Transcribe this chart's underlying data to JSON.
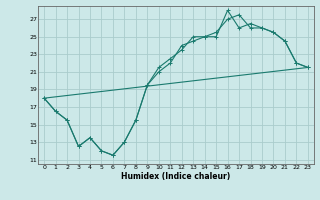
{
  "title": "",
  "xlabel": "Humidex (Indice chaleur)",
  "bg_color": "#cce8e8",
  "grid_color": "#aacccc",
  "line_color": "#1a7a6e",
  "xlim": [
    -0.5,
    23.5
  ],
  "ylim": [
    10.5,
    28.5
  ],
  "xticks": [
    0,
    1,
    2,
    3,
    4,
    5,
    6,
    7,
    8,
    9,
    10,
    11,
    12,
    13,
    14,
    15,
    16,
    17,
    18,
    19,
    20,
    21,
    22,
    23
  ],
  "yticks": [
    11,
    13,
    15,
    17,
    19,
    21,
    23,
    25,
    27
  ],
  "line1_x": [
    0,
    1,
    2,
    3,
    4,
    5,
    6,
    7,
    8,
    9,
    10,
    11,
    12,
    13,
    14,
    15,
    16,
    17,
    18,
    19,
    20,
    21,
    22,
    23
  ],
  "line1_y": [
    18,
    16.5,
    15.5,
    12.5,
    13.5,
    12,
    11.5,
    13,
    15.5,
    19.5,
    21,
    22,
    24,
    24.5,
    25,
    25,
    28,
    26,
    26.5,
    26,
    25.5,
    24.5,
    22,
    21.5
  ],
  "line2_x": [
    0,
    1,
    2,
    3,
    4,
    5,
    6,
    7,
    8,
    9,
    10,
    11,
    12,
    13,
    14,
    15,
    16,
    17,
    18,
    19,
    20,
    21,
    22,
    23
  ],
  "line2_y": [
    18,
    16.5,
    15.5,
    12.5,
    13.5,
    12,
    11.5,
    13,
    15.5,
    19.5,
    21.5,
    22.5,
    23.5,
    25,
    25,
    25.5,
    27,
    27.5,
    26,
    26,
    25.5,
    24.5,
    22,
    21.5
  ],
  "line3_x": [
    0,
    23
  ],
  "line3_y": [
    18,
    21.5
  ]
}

★ ★ ★ ★ ★ ★ ★

§ **STATED GOAL**: Leave out the pictures and repeat everything else in the records exactly.

§ **SOLUTION TO THIS TASK**:
Transcribe this chart's underlying data to JSON.
{
  "title": "",
  "xlabel": "Humidex (Indice chaleur)",
  "bg_color": "#cce8e8",
  "grid_color": "#aacccc",
  "line_color": "#1a7a6e",
  "xlim": [
    -0.5,
    23.5
  ],
  "ylim": [
    10.5,
    28.5
  ],
  "xticks": [
    0,
    1,
    2,
    3,
    4,
    5,
    6,
    7,
    8,
    9,
    10,
    11,
    12,
    13,
    14,
    15,
    16,
    17,
    18,
    19,
    20,
    21,
    22,
    23
  ],
  "yticks": [
    11,
    13,
    15,
    17,
    19,
    21,
    23,
    25,
    27
  ],
  "line1_x": [
    0,
    1,
    2,
    3,
    4,
    5,
    6,
    7,
    8,
    9,
    10,
    11,
    12,
    13,
    14,
    15,
    16,
    17,
    18,
    19,
    20,
    21,
    22,
    23
  ],
  "line1_y": [
    18,
    16.5,
    15.5,
    12.5,
    13.5,
    12,
    11.5,
    13,
    15.5,
    19.5,
    21,
    22,
    24,
    24.5,
    25,
    25,
    28,
    26,
    26.5,
    26,
    25.5,
    24.5,
    22,
    21.5
  ],
  "line2_x": [
    0,
    1,
    2,
    3,
    4,
    5,
    6,
    7,
    8,
    9,
    10,
    11,
    12,
    13,
    14,
    15,
    16,
    17,
    18,
    19,
    20,
    21,
    22,
    23
  ],
  "line2_y": [
    18,
    16.5,
    15.5,
    12.5,
    13.5,
    12,
    11.5,
    13,
    15.5,
    19.5,
    21.5,
    22.5,
    23.5,
    25,
    25,
    25.5,
    27,
    27.5,
    26,
    26,
    25.5,
    24.5,
    22,
    21.5
  ],
  "line3_x": [
    0,
    23
  ],
  "line3_y": [
    18,
    21.5
  ]
}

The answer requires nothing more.